Fragmento de texto =>
------------------------------
Nadie suele discutir la positividad de Francisco de Asís, que tan atractivo es para cristianos y paganos; pero casi nadie recuerda el rigor extremo de su mortificación en ayunos y penitencias, y la condición extrema de su recogimiento.

«Si sobrevenían visitas de seglares u otros quehaceres, corría de nuevo al recogimiento, interrumpiéndolos sin esperar a que terminasen. El mundo ya no tenía goces para él, sustentado con las dulzuras del cielo. Los placeres de Dios lo habían hecho demasiado delicado para gozar con los groseros placeres de los hombres» (2 Celano 94). Por eso tendía siempre a recogerse en lugares solitarios, y el final de su vida fue en la soledad.

Por amor a «Jesucristo, y éste crucificado» (1Cor 2,2). El enamoramiento de Francisco por Jesús Crucificado llegó a expresarse en los estigmas de la Pasión. Para él «los placeres del mundo le eran cruz, porque llevaba arraigada en el corazón la cruz de Cristo. Y por eso le brillaban las llagas al exterior –en la carne–, porque la cruz había echado muy hondas raíces dentro –en el alma–» (2 Celano 211).

por amor a los hombres, para procurar su salvación. La renuncia al mundo de los mendicantes medievales está hecha, como siempre, de santo temor a su fas­cinante peligrosidad. Pero es para ellos, que aman al mundo más y mejor que todos, penitencia expiatoria, con-crucifixión con Cristo para la redención del mundo. Ejemplo imprescindible de los que no tienen en favor de los que tienen, para ayudarles a tener santamente, como si no tuvieran (cf. 1Cor 7,29-31). Y con este espíritu, vestidos de saco, descalzos, con una cuerda por cinturón, viviendo de lismosnas, «ostentaban vileza, para dar así a entender que estaban completamente “crucificados para el mundo”» (1 Celano 39), al modo de San Pablo (Gál 6,14).

 

La perfecta alegría

La alegría franciscana es marca de la Orden. Como toda alegría evangélica, está en querer y hacer la voluntad de Dios providente, sea ésta la que sea, grata o ingrata. Es la alegría de San Pablo: «Alegráos, alegráos siempre en el Señor» (Flp 4,4); «vivid alegres en la esperanza» (Rm 12,12); «estad siempre alegres y orad sin cesar. Dad en todo gracias a Dios, porque tal es su voluntad en Cristo Jesús» (1Tes 5,16-18). Todas las vocaciones cristianas han de vivir esta norma, también por supuesto la de los laicos. Pero esa alegría se manifiesta con especial profundidad en la vida monástica. Y es lógico: los que más han dejado por Dios, son los que más se alegran en Dios. Y siendo máximo el dejarlo todo en el franciscanismo, se comprende que la alegría sea una nota predominante de la espiritualidad franciscana. He aquí una anécdota que la expresa:

Caminando San Francisco de Asís un frío invierno con el hermano León a Santa María de los Ángeles, le dijo: «Figúrate que al llegar ahora, empapados de lluvia, helados de frío, desfallecidos de hambre… llamamos a la puerta del convento», nos pregunta el portero quiénes somos, y habiéndoselo dicho, responde: «Mentira. Sois dos bribones que andáis engañando y robando las limosnas de los pobres. Marchaos de aquí». Y cuando le insistimos, el hermano portero de nuevo nos insulta y nos echa con violencia… «Si todo eso lo sufrimos nosotros pacientemente, sin alterarnos, pensando humilde y caritativamente que aquel portero conoce realmente nuestra indignidad y que Dios le hace hablar así contra nosotros, escribe, ¡oh hermano León! que en esto está “la perfecta alegría”» (Florecillas VII).
------------------------------
Problema breve 1 =>
Conteste estas preguntas con base en el fragmento sobre Francisco de Asís:
(a) ¿Qué hacía Francisco cuando sobrevenían visitas de seglares u otros quehaceres?
(b) ¿Cómo iban vestidos los mendicantes?
(c) ¿Hacia qué lugar caminaba Francisco con el hermano León en aquel frío invierno?
Problema breve 2 => Prosiga el fragmento sobre Francisco de Asís a partir de su última oración.
Las líneas que aparecen a continuación constituyen un material aparte, ajeno al fragmento.

(Elementos almacenados del conjunto de datos)
------------------------------
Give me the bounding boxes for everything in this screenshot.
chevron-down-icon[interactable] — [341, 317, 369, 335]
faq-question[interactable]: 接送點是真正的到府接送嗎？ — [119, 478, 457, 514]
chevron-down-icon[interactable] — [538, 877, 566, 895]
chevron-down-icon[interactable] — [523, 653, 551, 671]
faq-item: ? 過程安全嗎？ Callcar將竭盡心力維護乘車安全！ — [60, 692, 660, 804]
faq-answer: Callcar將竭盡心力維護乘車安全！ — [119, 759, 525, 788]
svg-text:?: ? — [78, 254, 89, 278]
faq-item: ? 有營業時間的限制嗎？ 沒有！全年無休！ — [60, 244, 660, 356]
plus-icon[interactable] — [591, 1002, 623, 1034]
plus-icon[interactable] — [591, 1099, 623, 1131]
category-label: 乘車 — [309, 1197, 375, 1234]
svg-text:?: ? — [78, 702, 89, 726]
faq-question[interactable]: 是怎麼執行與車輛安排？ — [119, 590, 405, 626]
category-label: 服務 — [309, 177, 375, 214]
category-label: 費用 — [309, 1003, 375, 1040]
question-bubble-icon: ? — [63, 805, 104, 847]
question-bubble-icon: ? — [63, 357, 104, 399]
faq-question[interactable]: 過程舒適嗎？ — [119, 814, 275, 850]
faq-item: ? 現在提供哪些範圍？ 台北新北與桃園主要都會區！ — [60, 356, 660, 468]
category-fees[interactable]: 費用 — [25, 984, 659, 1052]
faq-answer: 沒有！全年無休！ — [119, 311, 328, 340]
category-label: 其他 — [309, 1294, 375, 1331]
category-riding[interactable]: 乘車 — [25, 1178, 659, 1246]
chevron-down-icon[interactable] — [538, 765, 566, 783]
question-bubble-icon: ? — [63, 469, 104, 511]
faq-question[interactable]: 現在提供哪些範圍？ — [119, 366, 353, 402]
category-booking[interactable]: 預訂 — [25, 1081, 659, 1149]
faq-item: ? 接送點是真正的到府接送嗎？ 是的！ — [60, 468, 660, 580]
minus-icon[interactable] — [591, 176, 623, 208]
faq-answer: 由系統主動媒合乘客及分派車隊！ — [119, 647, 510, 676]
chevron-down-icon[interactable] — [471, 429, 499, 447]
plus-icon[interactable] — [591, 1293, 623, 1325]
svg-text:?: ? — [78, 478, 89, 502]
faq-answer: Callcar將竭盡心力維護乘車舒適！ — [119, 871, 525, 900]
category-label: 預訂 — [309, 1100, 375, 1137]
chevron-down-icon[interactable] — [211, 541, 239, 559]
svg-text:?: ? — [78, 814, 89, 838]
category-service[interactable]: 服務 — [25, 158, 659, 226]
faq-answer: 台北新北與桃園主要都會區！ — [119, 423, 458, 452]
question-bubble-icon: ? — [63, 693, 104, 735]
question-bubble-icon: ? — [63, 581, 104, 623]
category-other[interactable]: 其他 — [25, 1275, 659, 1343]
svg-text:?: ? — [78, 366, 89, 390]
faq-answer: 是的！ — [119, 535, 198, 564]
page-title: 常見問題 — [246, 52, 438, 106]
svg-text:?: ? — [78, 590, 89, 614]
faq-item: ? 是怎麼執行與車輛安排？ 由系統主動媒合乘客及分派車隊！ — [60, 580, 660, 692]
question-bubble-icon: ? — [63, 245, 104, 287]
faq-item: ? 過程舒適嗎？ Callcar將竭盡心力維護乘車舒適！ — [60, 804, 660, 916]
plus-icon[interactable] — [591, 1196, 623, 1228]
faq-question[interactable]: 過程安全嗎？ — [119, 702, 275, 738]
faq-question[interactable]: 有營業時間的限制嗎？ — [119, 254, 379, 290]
------------------------------
Respuesta 1 =>
(a) Corría de nuevo al recogimiento y los interrumpía sin esperar a que terminasen.
(b) Iban vestidos de saco, descalzos y con una cuerda por cinturón.
(c) Caminaba hacia Santa María de los Ángeles.

Respuesta 2 =>
No está loco, no, Francisco de Asís. Nuestro Francisco de Javier, como los demás santos, manifiesta la misma experiencia. En una carta a sus hermanos de la Compañía en Roma escrita desde una isla de Malaca, después de describir la situación totalmente desastrosa en la que se encuentra, les dice: «Nunca me acuerdo haber tenido tantas y tan continuas consolaciones espirituales como en estas islas» de Malaca (Cochín, 20-I-1548, 4 y 21).

 

Muerte dichosa

Estos frailes, que han pasado toda su vida tan muertos al mundo, tan «escondidos con Cristo en Dios» (cf. Col 3,3), no habrán de sufrir mucho a la hora de morir, cuando el Padre les llame a dejar la vida del mundo presente. Así San Francisco, que «tuvo por deshonra vivir para el mundo, amó a los suyos en extremo, y recibió a la muerte cantando… Ya nada tenía de común con el mundo… “He concluído mi tarea; Cristo os enseñe la vuestra”» (2 Celano 214; cf. Gerardo de Frachet, OP, Vidas de los frailes predicadores, V parte, 2: De la dichosa muerte de los frailes).

 

Comentario final

–La imagen de San Francisco creada modernamente por cristianos y paganos apenas tiene nada que ver con lo que él fue realmente. –Cuanto más han renunciado al mundo los monjes y los frailes, tienen más alegría, más vocaciones, y más fuerza atractiva y persuasiva ante los hombres para evangelizar sus vidas y para promover la transformación cristiana del mundo. –Y es que cuanto más se toma la Cruz de Cristo más se participa en su Resurrección; más se glorifica al Señor, y más salvación temporal y eterna se comunica a los hombres. –Todo esto, aunque en modos concretos muy diversos, es la verdad en laicos, sacerdotes y religiosos. –La espiritualidad de San Francisco es tan diferente, más aún, tan contraria a la hoy imperante, que para no pocos lectores será «escándalo y locura… pero es poder y sabiduría de Dios para los llamados» (1Cor 1,23-24). En fin, San Francisco está plenamente identificado con Jesucristo, nuestro Señor y Salvador, en el Evangelio, y hoy estamos muy distanciados de San Francisco… Ergo?… 

 

José María Iraburu, sacerdote

Post post. –Muy distantes de San Francisco, sí, pero igualmente distantes de Cristo y de los santos, como Pablo, Ignacio de Antioquía, el Crisóstomo, Agustín, Tomás, Loyola, Teresa, Juan de la Cruz, Claret, Foucauld, etc., que enseñaron y vivieron lo mismo que él, cada uno al modo que Dios le concedió.